>> begin Given data

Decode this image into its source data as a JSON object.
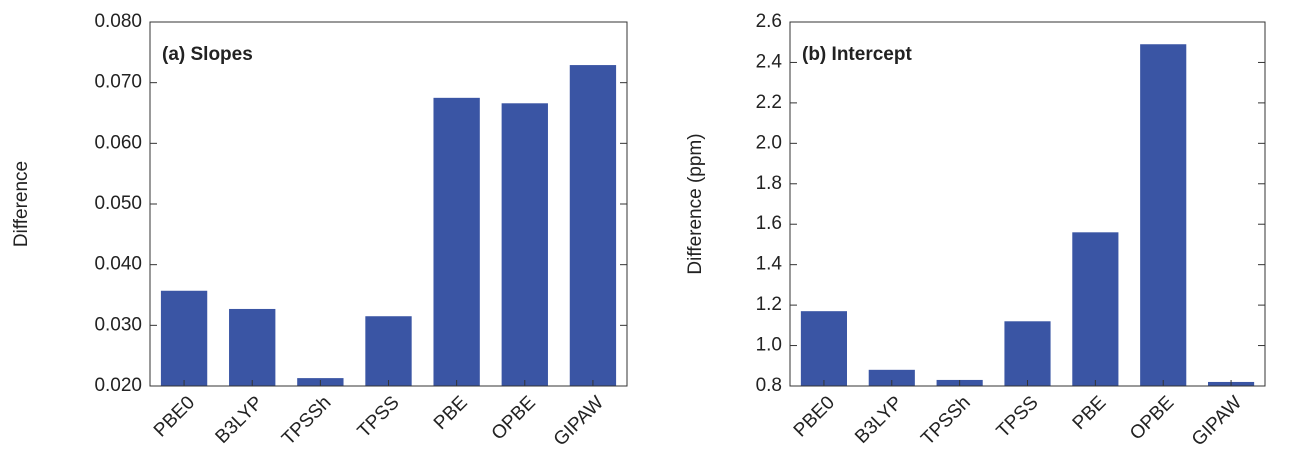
{
  "chart_data": [
    {
      "type": "bar",
      "annotation": "(a) Slopes",
      "ylabel": "Difference",
      "categories": [
        "PBE0",
        "B3LYP",
        "TPSSh",
        "TPSS",
        "PBE",
        "OPBE",
        "GIPAW"
      ],
      "values": [
        0.0357,
        0.0327,
        0.0213,
        0.0315,
        0.0675,
        0.0666,
        0.0729
      ],
      "color": "#3a55a4",
      "ylim": [
        0.02,
        0.08
      ],
      "yticks": [
        {
          "value": 0.02,
          "label": "0.020"
        },
        {
          "value": 0.03,
          "label": "0.030"
        },
        {
          "value": 0.04,
          "label": "0.040"
        },
        {
          "value": 0.05,
          "label": "0.050"
        },
        {
          "value": 0.06,
          "label": "0.060"
        },
        {
          "value": 0.07,
          "label": "0.070"
        },
        {
          "value": 0.08,
          "label": "0.080"
        }
      ],
      "grid": false
    },
    {
      "type": "bar",
      "annotation": "(b) Intercept",
      "ylabel": "Difference (ppm)",
      "categories": [
        "PBE0",
        "B3LYP",
        "TPSSh",
        "TPSS",
        "PBE",
        "OPBE",
        "GIPAW"
      ],
      "values": [
        1.17,
        0.88,
        0.83,
        1.12,
        1.56,
        2.49,
        0.82
      ],
      "color": "#3a55a4",
      "ylim": [
        0.8,
        2.6
      ],
      "yticks": [
        0.8,
        {
          "value": 1.0,
          "label": "1.0"
        },
        1.2,
        1.4,
        1.6,
        1.8,
        {
          "value": 2.0,
          "label": "2.0"
        },
        2.2,
        2.4,
        2.6
      ],
      "grid": false
    }
  ]
}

>> end Given data

Task brief:
Copy the material exactly. Do not include the pictures.

Solved problem:
Decode this image into its source data as a JSON object.
{
  "chart_data": [
    {
      "type": "bar",
      "annotation": "(a) Slopes",
      "ylabel": "Difference",
      "categories": [
        "PBE0",
        "B3LYP",
        "TPSSh",
        "TPSS",
        "PBE",
        "OPBE",
        "GIPAW"
      ],
      "values": [
        0.0357,
        0.0327,
        0.0213,
        0.0315,
        0.0675,
        0.0666,
        0.0729
      ],
      "color": "#3a55a4",
      "ylim": [
        0.02,
        0.08
      ],
      "yticks": [
        {
          "value": 0.02,
          "label": "0.020"
        },
        {
          "value": 0.03,
          "label": "0.030"
        },
        {
          "value": 0.04,
          "label": "0.040"
        },
        {
          "value": 0.05,
          "label": "0.050"
        },
        {
          "value": 0.06,
          "label": "0.060"
        },
        {
          "value": 0.07,
          "label": "0.070"
        },
        {
          "value": 0.08,
          "label": "0.080"
        }
      ],
      "grid": false
    },
    {
      "type": "bar",
      "annotation": "(b) Intercept",
      "ylabel": "Difference (ppm)",
      "categories": [
        "PBE0",
        "B3LYP",
        "TPSSh",
        "TPSS",
        "PBE",
        "OPBE",
        "GIPAW"
      ],
      "values": [
        1.17,
        0.88,
        0.83,
        1.12,
        1.56,
        2.49,
        0.82
      ],
      "color": "#3a55a4",
      "ylim": [
        0.8,
        2.6
      ],
      "yticks": [
        0.8,
        {
          "value": 1.0,
          "label": "1.0"
        },
        1.2,
        1.4,
        1.6,
        1.8,
        {
          "value": 2.0,
          "label": "2.0"
        },
        2.2,
        2.4,
        2.6
      ],
      "grid": false
    }
  ]
}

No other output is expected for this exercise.